* Start Exercise inputs *

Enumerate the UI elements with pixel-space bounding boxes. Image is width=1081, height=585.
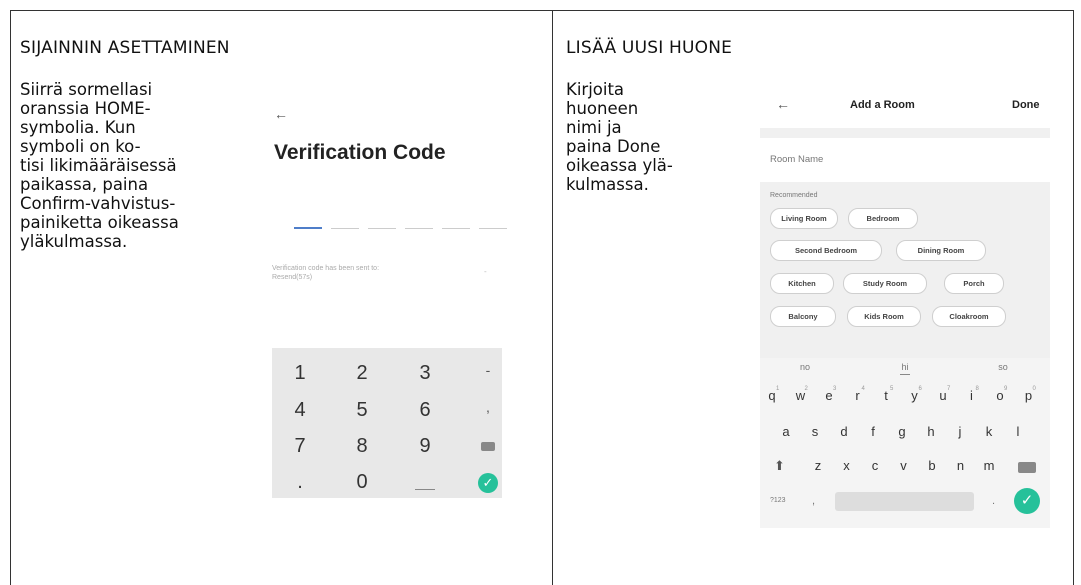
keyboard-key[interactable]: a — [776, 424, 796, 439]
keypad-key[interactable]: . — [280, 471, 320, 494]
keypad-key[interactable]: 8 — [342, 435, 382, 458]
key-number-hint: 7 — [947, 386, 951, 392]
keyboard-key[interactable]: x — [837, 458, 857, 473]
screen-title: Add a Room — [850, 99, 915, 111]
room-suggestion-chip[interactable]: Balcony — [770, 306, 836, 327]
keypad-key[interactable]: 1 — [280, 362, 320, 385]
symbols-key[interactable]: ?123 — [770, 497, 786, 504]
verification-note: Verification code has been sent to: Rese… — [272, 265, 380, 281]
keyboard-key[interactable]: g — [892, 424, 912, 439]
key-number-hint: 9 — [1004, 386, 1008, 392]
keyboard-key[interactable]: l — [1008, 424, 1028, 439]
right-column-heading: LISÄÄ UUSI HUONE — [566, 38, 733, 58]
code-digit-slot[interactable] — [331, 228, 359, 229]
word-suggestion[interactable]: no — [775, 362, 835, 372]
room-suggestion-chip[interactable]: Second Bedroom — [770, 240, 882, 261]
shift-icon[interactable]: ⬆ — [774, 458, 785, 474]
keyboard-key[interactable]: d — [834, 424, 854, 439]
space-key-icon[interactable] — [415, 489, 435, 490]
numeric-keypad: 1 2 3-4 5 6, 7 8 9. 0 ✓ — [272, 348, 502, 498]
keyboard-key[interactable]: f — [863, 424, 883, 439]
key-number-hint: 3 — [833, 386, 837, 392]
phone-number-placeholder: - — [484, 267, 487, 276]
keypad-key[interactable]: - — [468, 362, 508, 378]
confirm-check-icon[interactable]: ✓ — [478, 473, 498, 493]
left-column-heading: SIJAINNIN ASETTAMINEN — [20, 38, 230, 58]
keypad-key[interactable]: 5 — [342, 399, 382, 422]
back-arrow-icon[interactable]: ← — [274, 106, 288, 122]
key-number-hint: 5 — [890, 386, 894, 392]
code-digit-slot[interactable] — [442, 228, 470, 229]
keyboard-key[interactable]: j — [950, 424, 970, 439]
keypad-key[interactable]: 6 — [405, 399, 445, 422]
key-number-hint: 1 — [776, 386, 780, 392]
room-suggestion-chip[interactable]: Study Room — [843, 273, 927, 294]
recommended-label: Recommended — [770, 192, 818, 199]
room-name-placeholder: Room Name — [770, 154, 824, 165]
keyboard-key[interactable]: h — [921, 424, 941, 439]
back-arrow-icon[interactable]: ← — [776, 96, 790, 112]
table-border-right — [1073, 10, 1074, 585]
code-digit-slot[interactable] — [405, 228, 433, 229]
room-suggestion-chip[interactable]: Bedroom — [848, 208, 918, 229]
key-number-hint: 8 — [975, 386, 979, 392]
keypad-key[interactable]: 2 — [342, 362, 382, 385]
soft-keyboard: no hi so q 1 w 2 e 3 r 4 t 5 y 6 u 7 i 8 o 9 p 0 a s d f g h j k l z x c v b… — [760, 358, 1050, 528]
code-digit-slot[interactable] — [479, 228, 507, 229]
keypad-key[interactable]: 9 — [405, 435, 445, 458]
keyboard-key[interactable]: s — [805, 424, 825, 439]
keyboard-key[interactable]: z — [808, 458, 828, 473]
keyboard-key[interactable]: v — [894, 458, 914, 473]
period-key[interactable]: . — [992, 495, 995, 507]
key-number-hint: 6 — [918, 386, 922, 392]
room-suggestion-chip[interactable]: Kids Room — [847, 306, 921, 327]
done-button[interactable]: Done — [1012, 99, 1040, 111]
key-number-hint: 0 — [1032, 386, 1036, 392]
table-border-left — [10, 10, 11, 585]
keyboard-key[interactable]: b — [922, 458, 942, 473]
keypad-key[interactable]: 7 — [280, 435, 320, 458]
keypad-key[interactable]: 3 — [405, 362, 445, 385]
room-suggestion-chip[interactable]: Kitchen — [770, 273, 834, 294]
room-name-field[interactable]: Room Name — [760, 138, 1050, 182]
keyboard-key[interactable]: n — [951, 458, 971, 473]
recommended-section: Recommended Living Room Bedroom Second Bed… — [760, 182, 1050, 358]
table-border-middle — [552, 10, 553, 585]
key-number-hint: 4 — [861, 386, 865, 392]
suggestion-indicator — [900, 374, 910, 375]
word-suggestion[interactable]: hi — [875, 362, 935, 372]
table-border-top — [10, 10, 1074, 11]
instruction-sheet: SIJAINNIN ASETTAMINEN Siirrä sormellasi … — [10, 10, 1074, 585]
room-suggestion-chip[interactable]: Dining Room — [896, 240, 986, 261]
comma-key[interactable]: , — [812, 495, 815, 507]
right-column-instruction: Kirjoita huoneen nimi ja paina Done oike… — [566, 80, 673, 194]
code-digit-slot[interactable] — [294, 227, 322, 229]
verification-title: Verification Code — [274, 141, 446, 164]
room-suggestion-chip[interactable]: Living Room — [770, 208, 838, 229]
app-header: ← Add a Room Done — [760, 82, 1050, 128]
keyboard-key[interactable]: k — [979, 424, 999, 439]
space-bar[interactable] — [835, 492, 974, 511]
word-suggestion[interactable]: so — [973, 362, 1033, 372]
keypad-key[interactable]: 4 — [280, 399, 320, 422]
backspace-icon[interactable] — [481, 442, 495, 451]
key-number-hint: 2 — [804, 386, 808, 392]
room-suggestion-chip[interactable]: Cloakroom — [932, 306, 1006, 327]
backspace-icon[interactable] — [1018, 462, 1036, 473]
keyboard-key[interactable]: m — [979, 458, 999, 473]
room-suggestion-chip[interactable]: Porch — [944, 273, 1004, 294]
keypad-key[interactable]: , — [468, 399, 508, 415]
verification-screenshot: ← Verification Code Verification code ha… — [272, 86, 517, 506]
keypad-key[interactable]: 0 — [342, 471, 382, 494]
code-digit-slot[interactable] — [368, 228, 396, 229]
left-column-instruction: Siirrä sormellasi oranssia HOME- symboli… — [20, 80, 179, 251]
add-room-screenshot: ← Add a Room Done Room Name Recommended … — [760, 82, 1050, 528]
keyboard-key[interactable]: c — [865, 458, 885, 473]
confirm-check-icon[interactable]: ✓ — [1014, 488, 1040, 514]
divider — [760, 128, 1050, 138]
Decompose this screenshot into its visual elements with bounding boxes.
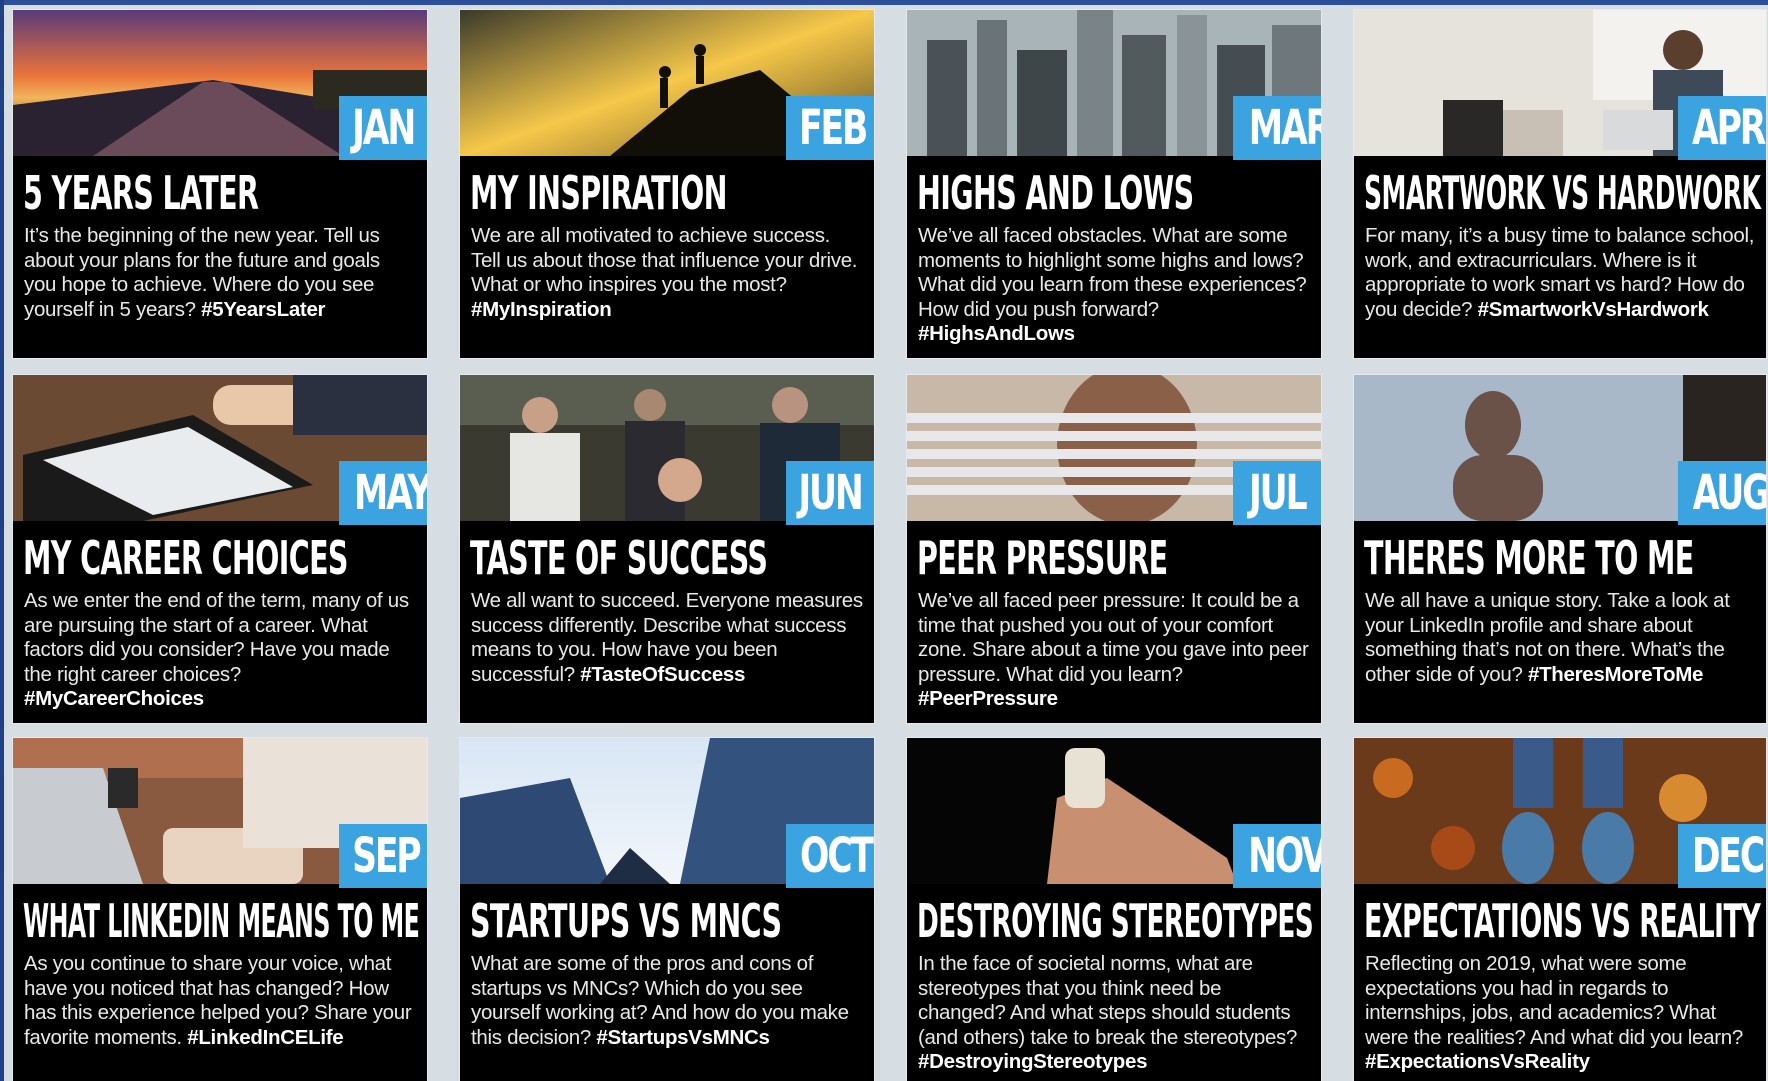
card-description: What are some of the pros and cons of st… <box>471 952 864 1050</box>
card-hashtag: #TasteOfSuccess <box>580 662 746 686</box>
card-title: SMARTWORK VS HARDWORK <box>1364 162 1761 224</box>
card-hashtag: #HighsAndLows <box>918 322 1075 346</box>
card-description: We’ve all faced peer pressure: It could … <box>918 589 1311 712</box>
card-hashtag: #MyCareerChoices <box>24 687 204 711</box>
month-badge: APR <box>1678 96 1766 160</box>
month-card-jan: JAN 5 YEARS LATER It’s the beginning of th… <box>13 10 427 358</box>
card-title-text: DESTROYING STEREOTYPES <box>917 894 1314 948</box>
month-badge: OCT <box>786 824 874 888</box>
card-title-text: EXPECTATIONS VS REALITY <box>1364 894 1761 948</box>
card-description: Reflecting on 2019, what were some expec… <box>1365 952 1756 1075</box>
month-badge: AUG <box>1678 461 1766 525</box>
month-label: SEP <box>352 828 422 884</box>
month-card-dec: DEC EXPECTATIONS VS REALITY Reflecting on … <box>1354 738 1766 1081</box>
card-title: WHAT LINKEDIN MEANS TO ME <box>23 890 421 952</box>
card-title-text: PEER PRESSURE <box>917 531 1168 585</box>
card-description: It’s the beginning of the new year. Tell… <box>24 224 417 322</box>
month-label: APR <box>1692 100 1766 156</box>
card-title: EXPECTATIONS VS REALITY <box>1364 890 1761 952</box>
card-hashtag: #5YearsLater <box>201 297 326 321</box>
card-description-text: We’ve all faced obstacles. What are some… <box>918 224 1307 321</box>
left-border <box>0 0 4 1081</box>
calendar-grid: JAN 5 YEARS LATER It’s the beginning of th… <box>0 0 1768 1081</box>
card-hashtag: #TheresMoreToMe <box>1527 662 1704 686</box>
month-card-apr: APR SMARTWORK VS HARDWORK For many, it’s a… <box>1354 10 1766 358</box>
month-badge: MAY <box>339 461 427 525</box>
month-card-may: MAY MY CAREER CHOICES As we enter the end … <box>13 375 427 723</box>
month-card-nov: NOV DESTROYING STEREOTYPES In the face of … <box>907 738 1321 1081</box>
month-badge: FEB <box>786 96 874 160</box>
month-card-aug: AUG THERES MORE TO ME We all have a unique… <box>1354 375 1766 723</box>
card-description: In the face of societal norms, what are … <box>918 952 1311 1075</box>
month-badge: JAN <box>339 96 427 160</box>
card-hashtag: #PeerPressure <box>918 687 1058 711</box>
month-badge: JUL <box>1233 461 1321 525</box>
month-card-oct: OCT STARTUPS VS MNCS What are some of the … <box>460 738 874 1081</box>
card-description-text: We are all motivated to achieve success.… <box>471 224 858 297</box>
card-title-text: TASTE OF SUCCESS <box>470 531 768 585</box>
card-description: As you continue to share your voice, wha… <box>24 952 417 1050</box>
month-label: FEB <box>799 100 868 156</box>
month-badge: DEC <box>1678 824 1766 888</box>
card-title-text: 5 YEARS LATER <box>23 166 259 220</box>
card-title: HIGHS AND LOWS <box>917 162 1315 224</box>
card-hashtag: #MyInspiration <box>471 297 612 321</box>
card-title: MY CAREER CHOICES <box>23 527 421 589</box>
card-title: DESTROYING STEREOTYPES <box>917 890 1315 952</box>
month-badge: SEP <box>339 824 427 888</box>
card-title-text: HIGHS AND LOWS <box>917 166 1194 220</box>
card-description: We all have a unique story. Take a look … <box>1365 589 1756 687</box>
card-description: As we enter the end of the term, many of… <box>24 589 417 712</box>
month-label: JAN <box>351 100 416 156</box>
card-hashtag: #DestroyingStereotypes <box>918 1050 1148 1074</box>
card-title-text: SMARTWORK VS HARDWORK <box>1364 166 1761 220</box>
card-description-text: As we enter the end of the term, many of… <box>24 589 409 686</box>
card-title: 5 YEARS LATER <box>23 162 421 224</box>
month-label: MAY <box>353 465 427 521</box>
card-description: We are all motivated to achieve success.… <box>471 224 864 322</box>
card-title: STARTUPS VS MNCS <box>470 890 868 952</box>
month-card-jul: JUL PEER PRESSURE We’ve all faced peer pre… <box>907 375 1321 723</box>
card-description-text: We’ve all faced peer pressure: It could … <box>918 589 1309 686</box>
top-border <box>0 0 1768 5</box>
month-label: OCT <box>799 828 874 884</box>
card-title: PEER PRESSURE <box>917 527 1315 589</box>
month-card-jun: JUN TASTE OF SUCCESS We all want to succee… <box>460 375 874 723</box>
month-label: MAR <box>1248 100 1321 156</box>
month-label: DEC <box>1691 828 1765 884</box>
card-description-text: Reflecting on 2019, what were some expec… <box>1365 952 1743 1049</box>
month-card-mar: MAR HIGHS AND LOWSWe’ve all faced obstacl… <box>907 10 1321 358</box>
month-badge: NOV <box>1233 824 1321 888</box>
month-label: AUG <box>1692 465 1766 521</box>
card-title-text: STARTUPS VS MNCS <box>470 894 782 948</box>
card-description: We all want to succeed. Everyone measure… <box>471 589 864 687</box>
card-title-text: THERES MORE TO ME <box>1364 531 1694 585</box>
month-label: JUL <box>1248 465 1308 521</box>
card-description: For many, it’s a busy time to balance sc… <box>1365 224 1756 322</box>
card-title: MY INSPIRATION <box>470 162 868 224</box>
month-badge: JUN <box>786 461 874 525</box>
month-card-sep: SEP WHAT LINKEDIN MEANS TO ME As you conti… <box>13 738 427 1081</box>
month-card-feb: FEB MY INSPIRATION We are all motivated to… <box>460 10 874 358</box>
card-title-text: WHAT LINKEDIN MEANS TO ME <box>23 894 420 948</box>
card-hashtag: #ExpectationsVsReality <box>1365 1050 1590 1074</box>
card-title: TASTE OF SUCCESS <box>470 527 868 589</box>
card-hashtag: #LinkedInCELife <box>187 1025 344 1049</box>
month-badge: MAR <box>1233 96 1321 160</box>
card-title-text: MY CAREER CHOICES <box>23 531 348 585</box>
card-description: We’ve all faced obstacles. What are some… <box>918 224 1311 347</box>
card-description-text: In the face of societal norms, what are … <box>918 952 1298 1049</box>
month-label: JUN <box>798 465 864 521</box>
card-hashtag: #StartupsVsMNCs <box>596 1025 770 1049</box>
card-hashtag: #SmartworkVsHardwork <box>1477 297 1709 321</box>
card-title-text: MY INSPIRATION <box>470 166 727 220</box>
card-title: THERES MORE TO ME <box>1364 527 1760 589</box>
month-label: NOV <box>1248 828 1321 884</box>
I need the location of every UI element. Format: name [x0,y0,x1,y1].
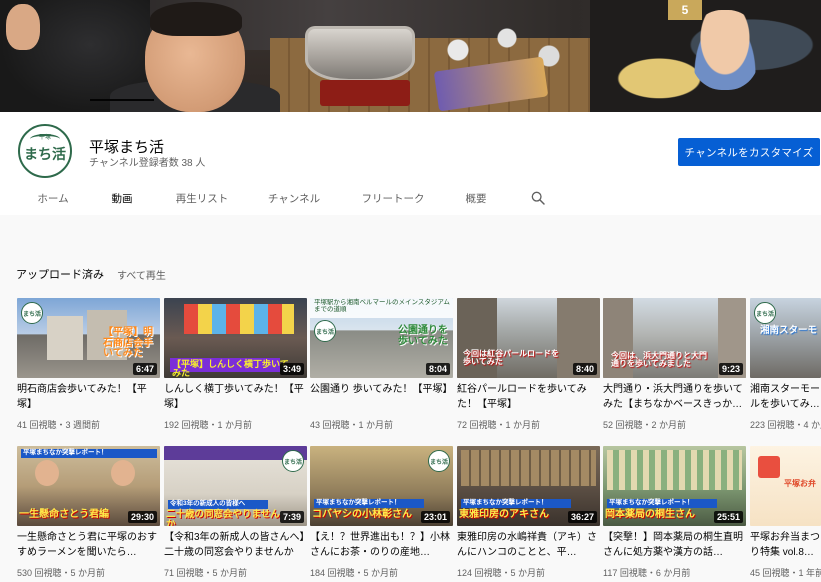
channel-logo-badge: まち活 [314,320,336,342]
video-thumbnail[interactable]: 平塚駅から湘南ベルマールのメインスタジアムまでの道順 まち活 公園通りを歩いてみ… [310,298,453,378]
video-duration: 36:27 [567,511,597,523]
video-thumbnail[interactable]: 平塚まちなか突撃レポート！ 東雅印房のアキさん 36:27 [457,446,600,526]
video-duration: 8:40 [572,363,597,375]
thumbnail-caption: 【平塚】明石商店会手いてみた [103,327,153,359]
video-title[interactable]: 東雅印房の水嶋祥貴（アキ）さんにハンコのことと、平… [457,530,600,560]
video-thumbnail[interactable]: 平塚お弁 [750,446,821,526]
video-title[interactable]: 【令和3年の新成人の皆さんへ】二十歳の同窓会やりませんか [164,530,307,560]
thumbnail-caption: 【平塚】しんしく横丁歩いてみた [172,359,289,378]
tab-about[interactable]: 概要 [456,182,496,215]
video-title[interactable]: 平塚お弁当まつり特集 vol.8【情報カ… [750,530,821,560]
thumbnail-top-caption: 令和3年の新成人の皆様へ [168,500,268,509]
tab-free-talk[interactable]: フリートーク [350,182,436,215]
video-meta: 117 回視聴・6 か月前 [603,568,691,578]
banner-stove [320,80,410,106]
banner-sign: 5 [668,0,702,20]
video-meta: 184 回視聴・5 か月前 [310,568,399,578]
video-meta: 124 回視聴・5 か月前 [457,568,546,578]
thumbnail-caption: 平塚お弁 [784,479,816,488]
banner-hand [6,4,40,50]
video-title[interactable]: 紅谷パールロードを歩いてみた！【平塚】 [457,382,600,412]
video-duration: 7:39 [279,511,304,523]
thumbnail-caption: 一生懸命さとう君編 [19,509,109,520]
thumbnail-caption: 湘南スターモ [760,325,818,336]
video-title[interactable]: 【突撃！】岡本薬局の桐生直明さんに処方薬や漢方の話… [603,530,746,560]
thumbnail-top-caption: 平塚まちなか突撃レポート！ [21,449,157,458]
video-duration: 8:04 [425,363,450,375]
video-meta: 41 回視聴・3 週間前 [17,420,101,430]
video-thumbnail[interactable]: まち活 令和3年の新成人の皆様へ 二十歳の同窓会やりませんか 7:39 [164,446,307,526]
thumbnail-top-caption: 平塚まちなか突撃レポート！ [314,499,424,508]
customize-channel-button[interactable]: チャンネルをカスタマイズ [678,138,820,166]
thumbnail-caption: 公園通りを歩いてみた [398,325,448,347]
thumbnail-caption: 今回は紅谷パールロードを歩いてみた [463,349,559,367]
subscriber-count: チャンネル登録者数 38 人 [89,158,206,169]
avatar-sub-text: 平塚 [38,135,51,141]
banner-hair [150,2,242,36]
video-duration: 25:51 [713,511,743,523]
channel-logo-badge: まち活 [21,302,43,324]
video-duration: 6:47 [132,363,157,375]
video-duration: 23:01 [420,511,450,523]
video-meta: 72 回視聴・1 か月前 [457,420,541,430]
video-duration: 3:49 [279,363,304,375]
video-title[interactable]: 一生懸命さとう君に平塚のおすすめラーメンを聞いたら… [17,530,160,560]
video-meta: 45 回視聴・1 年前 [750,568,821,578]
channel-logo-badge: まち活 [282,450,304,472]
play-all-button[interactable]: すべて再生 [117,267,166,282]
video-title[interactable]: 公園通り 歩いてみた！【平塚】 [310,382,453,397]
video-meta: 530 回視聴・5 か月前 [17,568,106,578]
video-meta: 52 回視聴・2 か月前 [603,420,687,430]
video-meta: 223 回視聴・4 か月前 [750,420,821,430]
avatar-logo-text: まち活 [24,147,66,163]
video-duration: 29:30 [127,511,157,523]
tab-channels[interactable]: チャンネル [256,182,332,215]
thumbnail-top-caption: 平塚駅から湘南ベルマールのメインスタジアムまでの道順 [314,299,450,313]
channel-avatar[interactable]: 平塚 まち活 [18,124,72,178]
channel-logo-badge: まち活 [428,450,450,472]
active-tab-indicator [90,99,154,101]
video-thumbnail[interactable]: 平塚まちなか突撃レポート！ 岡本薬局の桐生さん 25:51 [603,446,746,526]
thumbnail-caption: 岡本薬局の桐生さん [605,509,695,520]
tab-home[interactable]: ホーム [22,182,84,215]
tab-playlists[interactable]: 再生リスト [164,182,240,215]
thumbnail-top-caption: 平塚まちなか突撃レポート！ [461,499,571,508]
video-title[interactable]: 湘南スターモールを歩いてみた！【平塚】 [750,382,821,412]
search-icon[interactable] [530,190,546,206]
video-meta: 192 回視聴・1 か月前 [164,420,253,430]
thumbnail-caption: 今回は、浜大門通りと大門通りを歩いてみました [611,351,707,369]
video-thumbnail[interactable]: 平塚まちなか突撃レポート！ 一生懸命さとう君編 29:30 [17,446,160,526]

* End Exercise inputs *

Lay out the item lines from the one containing "keyboard-key[interactable]: a —" to the one containing "keypad-key[interactable]: 5 —", both included, as a JSON list of strings with one string per line and no blank lines.

■ **Result of the task**
[
  "keyboard-key[interactable]: a — [776, 424, 796, 439]",
  "keypad-key[interactable]: . — [280, 471, 320, 494]",
  "keypad-key[interactable]: 8 — [342, 435, 382, 458]",
  "key-number-hint: 7 — [947, 386, 951, 392]",
  "keyboard-key[interactable]: x — [837, 458, 857, 473]",
  "screen-title: Add a Room — [850, 99, 915, 111]",
  "room-suggestion-chip[interactable]: Balcony — [770, 306, 836, 327]",
  "keypad-key[interactable]: 1 — [280, 362, 320, 385]",
  "symbols-key[interactable]: ?123 — [770, 497, 786, 504]",
  "verification-note: Verification code has been sent to: Rese… — [272, 265, 380, 281]",
  "keyboard-key[interactable]: g — [892, 424, 912, 439]",
  "key-number-hint: 9 — [1004, 386, 1008, 392]",
  "keyboard-key[interactable]: l — [1008, 424, 1028, 439]",
  "right-column-heading: LISÄÄ UUSI HUONE — [566, 38, 733, 58]",
  "code-digit-slot[interactable] — [331, 228, 359, 229]",
  "word-suggestion[interactable]: no — [775, 362, 835, 372]",
  "room-suggestion-chip[interactable]: Second Bedroom — [770, 240, 882, 261]",
  "shift-icon[interactable]: ⬆ — [774, 458, 785, 474]",
  "keyboard-key[interactable]: d — [834, 424, 854, 439]",
  "space-key-icon[interactable] — [415, 489, 435, 490]",
  "numeric-keypad: 1 2 3-4 5 6, 7 8 9. 0 ✓ — [272, 348, 502, 498]",
  "keyboard-key[interactable]: f — [863, 424, 883, 439]",
  "key-number-hint: 3 — [833, 386, 837, 392]",
  "phone-number-placeholder: - — [484, 267, 487, 276]",
  "keypad-key[interactable]: - — [468, 362, 508, 378]",
  "confirm-check-icon[interactable]: ✓ — [478, 473, 498, 493]",
  "left-column-heading: SIJAINNIN ASETTAMINEN — [20, 38, 230, 58]",
  "keypad-key[interactable]: 5 — [342, 399, 382, 422]"
]